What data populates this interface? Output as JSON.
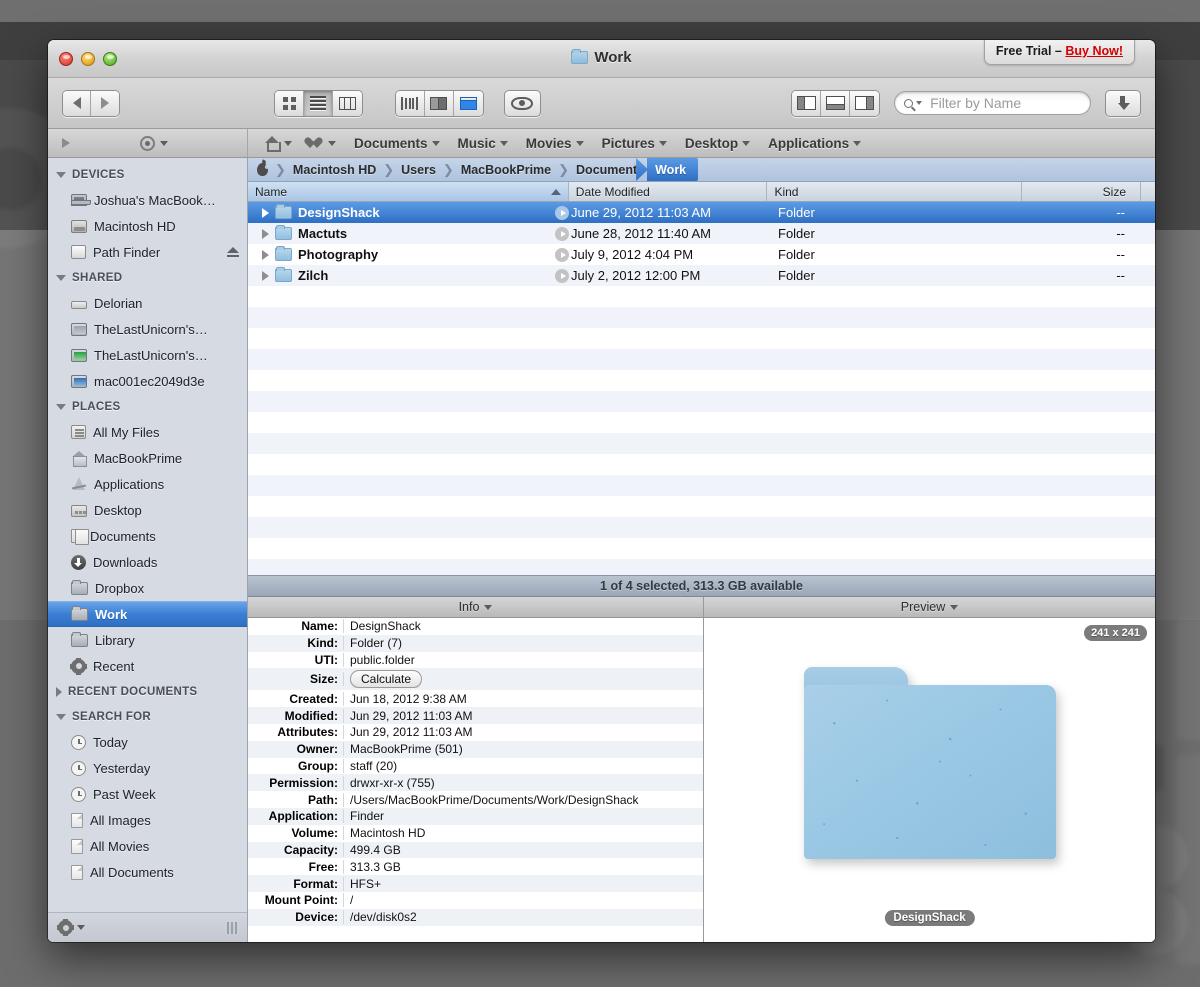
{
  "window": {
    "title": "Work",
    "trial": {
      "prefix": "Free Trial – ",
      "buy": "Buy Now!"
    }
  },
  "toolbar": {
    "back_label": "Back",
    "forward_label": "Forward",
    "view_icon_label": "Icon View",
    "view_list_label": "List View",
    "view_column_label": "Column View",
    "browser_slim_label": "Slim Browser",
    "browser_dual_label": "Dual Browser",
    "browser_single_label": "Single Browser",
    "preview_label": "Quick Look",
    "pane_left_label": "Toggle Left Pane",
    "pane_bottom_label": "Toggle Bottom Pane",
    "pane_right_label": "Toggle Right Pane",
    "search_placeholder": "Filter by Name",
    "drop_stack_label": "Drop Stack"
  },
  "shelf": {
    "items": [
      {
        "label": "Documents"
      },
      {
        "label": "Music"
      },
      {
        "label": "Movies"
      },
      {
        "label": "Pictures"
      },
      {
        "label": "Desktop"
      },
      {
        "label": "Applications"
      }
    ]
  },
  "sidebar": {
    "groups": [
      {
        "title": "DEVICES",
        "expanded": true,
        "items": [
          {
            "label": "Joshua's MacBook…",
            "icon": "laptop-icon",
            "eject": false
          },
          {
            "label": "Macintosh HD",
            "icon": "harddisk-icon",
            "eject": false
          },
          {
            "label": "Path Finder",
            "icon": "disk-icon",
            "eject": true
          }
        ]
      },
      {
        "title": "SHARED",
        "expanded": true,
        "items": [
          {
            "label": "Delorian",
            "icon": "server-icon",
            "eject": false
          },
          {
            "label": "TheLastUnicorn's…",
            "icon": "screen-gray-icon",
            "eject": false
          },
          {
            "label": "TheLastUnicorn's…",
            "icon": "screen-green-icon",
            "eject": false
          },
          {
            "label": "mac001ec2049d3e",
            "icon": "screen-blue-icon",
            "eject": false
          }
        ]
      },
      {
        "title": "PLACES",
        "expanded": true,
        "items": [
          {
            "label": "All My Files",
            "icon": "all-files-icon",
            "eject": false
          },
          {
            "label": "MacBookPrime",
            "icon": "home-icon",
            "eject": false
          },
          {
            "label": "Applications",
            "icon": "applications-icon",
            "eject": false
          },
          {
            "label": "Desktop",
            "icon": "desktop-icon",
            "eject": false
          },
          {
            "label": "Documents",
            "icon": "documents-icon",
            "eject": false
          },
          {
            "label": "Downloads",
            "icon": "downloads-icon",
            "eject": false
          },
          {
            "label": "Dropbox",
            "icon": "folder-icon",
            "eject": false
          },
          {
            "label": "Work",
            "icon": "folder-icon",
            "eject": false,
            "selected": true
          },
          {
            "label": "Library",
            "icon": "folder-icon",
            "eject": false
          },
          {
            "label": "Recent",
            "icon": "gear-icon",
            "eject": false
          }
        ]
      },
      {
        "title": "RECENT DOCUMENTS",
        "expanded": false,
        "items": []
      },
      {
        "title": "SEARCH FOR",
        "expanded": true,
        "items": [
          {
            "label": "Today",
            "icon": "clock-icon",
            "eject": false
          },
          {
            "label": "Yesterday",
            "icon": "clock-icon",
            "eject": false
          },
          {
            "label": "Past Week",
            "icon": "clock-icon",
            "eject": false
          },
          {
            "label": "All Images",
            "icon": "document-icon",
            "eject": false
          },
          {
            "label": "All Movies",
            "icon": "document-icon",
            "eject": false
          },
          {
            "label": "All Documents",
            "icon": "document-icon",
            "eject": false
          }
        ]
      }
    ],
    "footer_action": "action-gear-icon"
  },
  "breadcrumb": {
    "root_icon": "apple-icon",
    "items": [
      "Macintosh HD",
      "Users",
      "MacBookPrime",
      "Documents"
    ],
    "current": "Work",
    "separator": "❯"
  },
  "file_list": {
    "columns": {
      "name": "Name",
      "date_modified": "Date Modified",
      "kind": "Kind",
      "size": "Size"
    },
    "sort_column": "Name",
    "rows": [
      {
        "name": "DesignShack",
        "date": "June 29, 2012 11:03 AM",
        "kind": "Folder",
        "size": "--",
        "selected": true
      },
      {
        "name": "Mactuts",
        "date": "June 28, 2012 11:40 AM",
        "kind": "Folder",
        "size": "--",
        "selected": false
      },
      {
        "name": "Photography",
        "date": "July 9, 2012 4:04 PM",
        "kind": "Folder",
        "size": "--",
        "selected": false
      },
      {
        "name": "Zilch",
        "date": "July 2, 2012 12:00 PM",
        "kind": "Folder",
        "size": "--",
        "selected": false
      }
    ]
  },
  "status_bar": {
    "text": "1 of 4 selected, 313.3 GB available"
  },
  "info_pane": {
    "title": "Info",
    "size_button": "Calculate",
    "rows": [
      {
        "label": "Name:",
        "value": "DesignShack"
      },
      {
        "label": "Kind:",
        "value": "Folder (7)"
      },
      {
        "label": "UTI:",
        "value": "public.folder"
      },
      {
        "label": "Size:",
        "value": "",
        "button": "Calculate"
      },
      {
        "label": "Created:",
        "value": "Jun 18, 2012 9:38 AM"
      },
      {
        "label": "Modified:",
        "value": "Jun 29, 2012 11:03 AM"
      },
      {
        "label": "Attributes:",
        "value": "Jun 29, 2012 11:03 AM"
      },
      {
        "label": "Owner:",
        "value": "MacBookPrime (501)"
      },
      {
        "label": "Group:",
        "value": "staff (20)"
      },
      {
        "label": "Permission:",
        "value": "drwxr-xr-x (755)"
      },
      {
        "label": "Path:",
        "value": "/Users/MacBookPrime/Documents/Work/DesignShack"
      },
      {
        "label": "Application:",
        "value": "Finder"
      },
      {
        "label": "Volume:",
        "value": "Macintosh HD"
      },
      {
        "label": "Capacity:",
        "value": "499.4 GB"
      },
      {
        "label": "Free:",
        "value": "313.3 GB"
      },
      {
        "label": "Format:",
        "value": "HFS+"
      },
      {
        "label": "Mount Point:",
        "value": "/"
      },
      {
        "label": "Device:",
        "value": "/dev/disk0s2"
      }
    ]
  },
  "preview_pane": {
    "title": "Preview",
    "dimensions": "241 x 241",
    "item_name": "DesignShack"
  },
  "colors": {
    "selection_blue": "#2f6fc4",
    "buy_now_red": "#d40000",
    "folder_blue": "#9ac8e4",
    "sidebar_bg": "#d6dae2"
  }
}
==
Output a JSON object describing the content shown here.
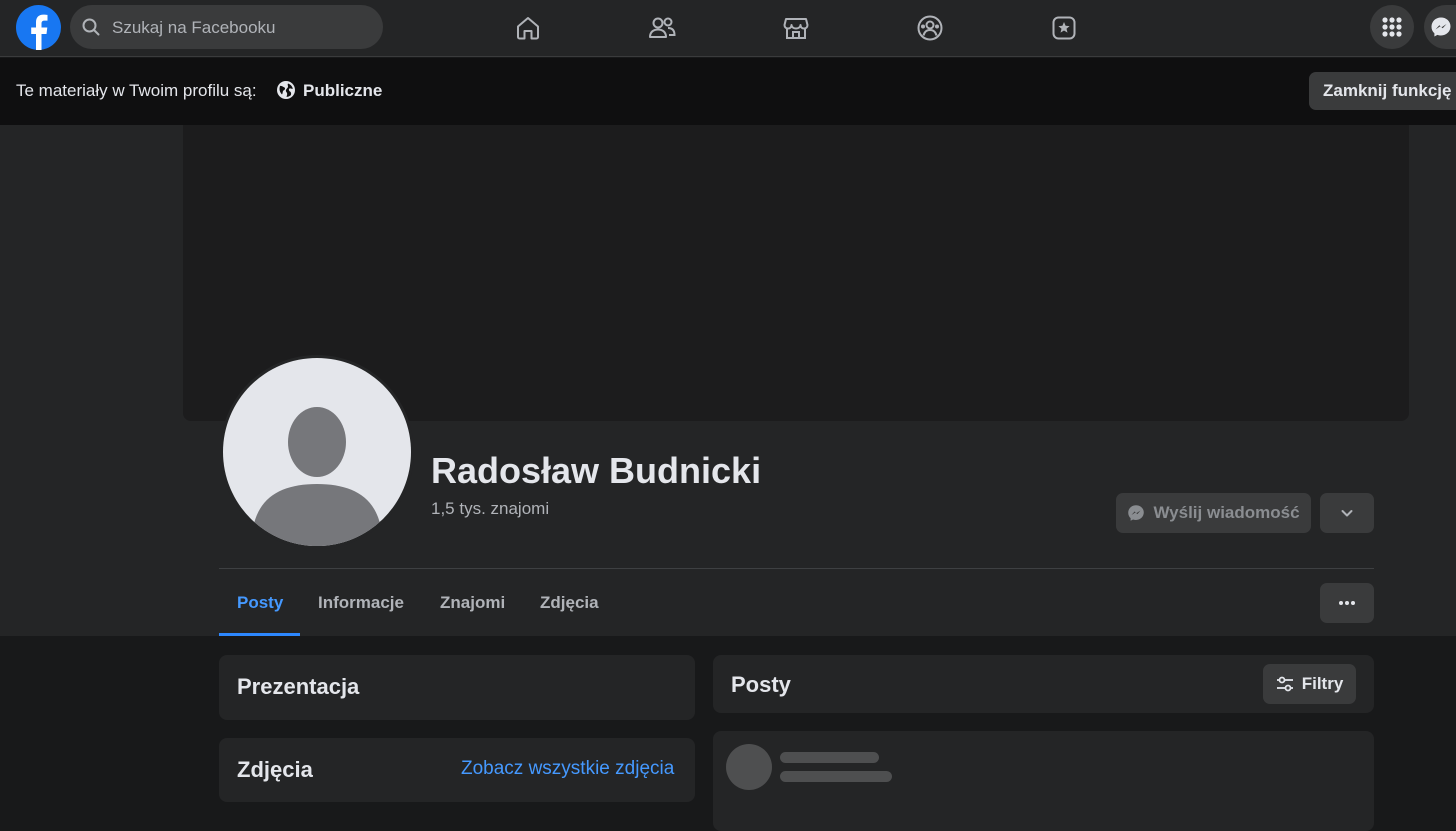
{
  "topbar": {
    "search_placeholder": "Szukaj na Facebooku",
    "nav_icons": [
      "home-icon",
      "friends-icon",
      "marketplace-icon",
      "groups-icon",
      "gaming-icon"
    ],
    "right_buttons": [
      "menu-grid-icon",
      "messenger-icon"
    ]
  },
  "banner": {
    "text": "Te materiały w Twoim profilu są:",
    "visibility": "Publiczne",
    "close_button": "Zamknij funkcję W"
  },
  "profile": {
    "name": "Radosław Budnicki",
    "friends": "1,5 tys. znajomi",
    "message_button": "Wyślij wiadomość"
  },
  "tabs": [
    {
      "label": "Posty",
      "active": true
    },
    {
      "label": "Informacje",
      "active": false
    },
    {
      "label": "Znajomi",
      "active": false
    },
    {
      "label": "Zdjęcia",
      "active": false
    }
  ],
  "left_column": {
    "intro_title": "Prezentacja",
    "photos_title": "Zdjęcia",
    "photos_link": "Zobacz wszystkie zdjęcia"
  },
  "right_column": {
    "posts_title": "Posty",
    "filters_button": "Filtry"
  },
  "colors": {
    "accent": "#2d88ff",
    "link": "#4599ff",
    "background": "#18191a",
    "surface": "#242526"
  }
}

_Description of the task_
Review the preceding data and report every line that includes the string "Calculate".

_Problem solution_
    "size_button": "Calculate",
        "button": "Calculate"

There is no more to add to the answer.